*Challenge*: Return each line holding the string "color".

*Source records*:
┏━━
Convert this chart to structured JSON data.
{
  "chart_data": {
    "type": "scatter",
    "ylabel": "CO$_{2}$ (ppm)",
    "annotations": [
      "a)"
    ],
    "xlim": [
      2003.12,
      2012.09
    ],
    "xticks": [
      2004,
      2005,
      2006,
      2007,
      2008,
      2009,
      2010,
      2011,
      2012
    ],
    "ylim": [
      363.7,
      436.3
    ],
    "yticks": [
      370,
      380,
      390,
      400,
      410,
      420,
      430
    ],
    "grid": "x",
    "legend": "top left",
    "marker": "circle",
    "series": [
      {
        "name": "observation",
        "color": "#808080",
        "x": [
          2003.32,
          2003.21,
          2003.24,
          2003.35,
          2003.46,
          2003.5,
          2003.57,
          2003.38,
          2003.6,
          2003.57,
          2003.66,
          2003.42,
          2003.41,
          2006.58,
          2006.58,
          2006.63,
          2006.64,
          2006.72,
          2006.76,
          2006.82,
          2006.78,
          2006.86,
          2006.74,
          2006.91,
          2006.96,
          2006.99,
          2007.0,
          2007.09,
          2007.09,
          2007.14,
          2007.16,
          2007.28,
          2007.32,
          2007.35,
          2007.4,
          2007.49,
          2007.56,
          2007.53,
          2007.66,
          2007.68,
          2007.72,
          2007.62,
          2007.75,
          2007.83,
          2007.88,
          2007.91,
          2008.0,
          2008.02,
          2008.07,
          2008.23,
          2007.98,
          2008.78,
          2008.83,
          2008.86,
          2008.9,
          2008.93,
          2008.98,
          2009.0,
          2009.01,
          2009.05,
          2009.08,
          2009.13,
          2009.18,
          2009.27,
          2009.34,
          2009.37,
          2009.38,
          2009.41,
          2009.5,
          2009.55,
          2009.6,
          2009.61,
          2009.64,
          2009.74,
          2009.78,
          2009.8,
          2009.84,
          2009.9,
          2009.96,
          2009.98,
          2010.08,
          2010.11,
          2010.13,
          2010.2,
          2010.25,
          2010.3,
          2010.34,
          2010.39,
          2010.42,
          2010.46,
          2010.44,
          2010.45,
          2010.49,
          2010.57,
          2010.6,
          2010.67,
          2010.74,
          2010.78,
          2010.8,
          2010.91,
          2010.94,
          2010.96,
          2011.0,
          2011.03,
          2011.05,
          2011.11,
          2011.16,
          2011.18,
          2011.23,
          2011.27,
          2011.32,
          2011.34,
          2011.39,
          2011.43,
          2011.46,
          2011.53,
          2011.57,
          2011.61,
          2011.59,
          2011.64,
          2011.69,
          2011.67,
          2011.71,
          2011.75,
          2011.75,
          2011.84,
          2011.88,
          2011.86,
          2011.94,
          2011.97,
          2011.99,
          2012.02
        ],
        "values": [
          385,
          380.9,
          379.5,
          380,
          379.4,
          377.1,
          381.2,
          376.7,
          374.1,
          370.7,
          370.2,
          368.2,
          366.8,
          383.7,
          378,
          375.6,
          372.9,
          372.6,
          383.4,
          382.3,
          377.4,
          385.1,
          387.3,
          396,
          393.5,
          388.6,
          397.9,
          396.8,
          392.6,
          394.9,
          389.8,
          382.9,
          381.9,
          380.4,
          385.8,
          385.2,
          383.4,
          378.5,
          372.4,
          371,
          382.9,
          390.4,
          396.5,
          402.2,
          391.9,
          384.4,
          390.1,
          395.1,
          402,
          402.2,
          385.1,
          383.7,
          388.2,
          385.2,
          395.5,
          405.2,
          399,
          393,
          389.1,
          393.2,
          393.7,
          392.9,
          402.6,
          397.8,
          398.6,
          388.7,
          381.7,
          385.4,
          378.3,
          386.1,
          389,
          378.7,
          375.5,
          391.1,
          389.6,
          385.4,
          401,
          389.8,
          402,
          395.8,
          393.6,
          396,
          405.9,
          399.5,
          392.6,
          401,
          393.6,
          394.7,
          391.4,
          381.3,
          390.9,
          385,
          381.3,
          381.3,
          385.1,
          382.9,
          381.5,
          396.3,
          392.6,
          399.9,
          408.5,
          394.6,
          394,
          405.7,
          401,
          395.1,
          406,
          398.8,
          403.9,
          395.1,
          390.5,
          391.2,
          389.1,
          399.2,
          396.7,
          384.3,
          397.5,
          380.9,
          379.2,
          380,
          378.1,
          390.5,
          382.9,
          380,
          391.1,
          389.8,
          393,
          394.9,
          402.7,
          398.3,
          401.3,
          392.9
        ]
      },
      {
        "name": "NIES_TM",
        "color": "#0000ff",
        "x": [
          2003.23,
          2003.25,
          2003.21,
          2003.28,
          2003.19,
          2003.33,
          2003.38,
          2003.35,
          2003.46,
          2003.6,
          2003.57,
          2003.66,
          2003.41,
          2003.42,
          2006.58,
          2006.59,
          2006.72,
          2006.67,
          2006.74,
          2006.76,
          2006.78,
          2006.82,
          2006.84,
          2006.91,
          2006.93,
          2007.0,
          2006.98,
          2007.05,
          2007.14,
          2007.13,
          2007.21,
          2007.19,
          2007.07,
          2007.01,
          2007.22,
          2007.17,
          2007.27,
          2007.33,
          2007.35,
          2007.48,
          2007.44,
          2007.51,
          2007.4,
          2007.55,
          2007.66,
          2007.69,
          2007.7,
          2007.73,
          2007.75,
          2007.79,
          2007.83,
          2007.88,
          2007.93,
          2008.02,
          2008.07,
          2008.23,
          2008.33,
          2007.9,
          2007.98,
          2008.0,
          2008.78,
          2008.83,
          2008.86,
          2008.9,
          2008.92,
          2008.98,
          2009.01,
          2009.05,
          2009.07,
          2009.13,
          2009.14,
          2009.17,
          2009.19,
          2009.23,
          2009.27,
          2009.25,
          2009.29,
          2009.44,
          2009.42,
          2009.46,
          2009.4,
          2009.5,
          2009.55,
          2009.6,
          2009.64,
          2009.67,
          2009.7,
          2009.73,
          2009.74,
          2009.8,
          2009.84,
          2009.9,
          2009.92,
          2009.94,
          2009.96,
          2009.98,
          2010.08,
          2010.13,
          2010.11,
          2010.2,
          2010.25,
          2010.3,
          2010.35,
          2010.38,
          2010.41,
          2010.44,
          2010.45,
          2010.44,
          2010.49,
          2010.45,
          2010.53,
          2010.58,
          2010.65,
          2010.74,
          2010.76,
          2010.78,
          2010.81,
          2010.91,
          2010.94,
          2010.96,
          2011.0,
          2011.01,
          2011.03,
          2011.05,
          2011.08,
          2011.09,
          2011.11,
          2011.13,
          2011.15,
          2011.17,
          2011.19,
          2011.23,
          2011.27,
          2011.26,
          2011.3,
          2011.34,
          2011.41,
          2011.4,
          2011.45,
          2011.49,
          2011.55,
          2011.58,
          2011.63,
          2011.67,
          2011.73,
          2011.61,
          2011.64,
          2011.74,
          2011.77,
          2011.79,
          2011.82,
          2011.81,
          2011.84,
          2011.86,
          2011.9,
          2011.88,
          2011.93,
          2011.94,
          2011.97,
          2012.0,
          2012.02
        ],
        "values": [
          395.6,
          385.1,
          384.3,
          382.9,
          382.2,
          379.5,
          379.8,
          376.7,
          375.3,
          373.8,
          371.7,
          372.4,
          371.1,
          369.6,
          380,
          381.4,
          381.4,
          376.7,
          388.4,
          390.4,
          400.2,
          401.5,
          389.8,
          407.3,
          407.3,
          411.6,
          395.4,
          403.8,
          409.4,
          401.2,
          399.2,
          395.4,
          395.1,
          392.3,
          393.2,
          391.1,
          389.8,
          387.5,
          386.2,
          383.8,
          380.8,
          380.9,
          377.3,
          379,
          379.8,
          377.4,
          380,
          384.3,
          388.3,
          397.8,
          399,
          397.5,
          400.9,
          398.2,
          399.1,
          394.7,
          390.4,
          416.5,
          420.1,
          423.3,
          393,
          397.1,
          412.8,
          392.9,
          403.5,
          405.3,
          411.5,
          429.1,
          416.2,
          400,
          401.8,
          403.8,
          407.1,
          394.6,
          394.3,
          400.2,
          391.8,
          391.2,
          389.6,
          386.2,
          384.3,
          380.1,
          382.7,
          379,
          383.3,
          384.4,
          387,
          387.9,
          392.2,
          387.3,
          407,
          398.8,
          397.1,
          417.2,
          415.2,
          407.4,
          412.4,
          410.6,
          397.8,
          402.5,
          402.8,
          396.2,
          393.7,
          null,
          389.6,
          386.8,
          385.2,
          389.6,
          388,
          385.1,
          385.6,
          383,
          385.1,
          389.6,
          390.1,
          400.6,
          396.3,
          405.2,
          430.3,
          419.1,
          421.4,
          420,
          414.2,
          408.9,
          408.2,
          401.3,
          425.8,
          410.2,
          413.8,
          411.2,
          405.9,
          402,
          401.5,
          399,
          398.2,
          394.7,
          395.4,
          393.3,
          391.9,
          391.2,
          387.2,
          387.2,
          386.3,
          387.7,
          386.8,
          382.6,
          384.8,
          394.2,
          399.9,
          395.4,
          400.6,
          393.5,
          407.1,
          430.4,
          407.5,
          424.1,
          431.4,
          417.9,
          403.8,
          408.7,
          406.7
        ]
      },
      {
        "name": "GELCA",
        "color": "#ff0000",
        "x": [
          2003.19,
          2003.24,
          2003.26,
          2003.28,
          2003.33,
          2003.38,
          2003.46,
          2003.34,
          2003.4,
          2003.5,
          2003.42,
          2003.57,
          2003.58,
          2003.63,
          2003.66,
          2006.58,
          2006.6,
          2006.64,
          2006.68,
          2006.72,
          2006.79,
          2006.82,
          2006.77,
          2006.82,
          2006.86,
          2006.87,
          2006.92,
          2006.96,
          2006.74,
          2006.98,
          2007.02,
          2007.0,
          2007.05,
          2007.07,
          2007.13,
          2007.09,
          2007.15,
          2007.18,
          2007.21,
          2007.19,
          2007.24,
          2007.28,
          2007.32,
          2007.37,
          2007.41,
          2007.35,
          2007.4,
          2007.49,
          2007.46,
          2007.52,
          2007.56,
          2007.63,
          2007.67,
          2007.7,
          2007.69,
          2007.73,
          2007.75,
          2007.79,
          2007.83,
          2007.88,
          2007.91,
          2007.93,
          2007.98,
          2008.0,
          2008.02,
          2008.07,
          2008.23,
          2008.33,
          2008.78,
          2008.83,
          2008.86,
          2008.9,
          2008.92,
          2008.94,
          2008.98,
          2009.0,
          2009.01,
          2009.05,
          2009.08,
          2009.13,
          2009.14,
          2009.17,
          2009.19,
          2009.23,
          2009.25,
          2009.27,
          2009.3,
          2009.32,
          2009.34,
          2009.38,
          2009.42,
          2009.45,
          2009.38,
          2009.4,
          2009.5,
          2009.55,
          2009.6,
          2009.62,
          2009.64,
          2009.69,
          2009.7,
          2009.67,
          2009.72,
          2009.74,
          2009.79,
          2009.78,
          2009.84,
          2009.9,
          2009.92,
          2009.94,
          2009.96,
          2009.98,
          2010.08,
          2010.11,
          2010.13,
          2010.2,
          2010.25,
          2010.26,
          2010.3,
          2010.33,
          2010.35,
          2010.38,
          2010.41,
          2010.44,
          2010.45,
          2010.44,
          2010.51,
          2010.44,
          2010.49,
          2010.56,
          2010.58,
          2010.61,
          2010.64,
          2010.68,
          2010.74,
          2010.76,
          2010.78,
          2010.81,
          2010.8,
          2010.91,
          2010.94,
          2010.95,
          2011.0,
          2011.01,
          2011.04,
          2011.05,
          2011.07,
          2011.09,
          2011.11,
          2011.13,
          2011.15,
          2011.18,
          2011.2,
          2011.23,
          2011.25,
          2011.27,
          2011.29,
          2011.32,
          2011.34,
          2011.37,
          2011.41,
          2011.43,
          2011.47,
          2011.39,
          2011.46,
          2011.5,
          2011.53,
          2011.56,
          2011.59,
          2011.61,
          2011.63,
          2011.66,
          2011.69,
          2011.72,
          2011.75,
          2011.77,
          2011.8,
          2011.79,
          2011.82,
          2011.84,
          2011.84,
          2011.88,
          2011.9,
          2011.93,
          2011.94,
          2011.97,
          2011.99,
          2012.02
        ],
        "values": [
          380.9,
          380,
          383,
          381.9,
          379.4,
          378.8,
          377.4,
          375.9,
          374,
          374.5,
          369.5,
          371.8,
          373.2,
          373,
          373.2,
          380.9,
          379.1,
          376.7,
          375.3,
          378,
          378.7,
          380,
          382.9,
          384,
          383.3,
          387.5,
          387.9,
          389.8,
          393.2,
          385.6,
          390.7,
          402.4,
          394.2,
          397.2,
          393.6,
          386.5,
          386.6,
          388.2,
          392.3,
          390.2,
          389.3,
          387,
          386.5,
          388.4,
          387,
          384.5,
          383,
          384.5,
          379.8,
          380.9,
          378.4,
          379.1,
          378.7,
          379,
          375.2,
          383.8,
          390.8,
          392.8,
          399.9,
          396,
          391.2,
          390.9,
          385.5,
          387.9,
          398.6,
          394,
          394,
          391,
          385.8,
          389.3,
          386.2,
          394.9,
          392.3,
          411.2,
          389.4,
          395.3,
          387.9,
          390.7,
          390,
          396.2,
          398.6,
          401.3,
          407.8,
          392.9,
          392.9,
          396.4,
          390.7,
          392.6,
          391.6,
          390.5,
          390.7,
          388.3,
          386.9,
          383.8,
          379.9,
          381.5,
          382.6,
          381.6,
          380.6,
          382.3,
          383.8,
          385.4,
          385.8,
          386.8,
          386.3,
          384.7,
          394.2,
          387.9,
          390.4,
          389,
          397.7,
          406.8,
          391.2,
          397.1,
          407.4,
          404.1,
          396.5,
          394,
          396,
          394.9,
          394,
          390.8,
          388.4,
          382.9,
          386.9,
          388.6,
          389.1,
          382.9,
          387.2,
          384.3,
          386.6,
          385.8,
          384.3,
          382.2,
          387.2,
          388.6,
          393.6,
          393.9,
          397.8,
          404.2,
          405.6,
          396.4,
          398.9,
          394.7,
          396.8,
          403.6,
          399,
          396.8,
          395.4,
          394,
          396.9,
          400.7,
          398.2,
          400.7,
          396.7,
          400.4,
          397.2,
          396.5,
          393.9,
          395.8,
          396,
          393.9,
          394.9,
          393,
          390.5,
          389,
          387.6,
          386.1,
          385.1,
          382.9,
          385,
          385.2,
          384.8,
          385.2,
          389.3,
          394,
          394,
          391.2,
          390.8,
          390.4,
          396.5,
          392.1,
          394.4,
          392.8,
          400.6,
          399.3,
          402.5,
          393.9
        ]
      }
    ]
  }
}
┗━━
*Problem solution*:
        "color": "#808080",
        "color": "#0000ff",
        "color": "#ff0000",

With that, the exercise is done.